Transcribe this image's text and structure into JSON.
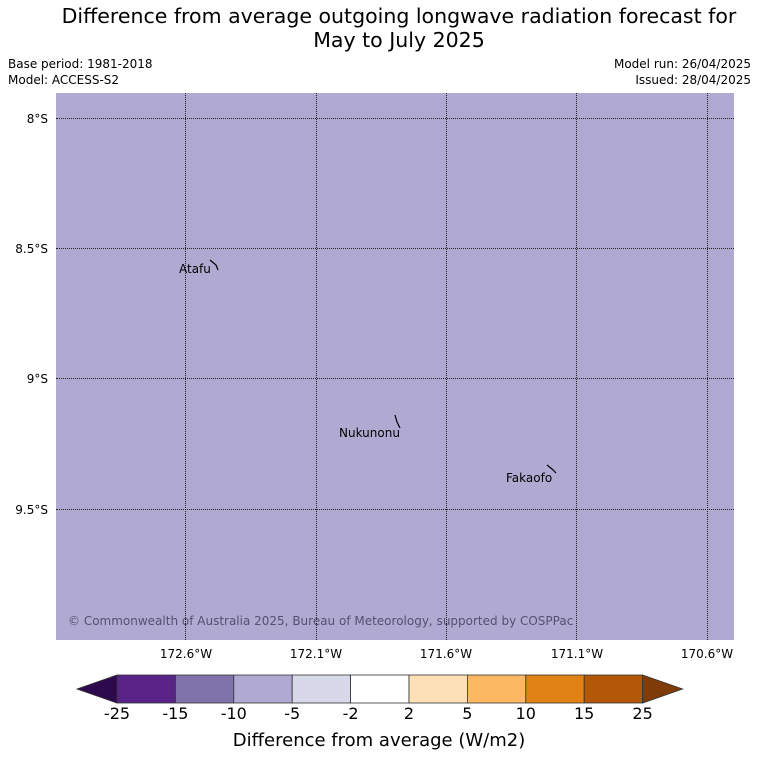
{
  "header": {
    "title_line1": "Difference from average outgoing longwave radiation forecast for",
    "title_line2": "May to July 2025",
    "base_period": "Base period: 1981-2018",
    "model": "Model: ACCESS-S2",
    "model_run": "Model run: 26/04/2025",
    "issued": "Issued: 28/04/2025"
  },
  "map": {
    "fill_color": "#b0aad2",
    "lat_labels": [
      "8°S",
      "8.5°S",
      "9°S",
      "9.5°S"
    ],
    "lon_labels": [
      "172.6°W",
      "172.1°W",
      "171.6°W",
      "171.1°W",
      "170.6°W"
    ],
    "places": [
      "Atafu",
      "Nukunonu",
      "Fakaofo"
    ],
    "copyright": "© Commonwealth of Australia 2025, Bureau of Meteorology, supported by COSPPac"
  },
  "colorbar": {
    "label": "Difference from average (W/m2)",
    "ticks": [
      "-25",
      "-15",
      "-10",
      "-5",
      "-2",
      "2",
      "5",
      "10",
      "15",
      "25"
    ],
    "colors": [
      "#2d0a4e",
      "#5a2388",
      "#8073ac",
      "#b0aad2",
      "#d8d8eb",
      "#ffffff",
      "#fee0b6",
      "#fdb863",
      "#e08214",
      "#b35806",
      "#7f3b08"
    ]
  }
}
--------------------
» **WHAT TO PRODUCE**:
Would you set down the listing exactly, omitting pictures?

» **TASK ANSWER**:
Transcribe this image's text and structure into JSON.
{
  "header": {
    "title_line1": "Difference from average outgoing longwave radiation forecast for",
    "title_line2": "May to July 2025",
    "base_period": "Base period: 1981-2018",
    "model": "Model: ACCESS-S2",
    "model_run": "Model run: 26/04/2025",
    "issued": "Issued: 28/04/2025"
  },
  "map": {
    "fill_color": "#b0aad2",
    "lat_labels": [
      "8°S",
      "8.5°S",
      "9°S",
      "9.5°S"
    ],
    "lon_labels": [
      "172.6°W",
      "172.1°W",
      "171.6°W",
      "171.1°W",
      "170.6°W"
    ],
    "places": [
      "Atafu",
      "Nukunonu",
      "Fakaofo"
    ],
    "copyright": "© Commonwealth of Australia 2025, Bureau of Meteorology, supported by COSPPac"
  },
  "colorbar": {
    "label": "Difference from average (W/m2)",
    "ticks": [
      "-25",
      "-15",
      "-10",
      "-5",
      "-2",
      "2",
      "5",
      "10",
      "15",
      "25"
    ],
    "colors": [
      "#2d0a4e",
      "#5a2388",
      "#8073ac",
      "#b0aad2",
      "#d8d8eb",
      "#ffffff",
      "#fee0b6",
      "#fdb863",
      "#e08214",
      "#b35806",
      "#7f3b08"
    ]
  }
}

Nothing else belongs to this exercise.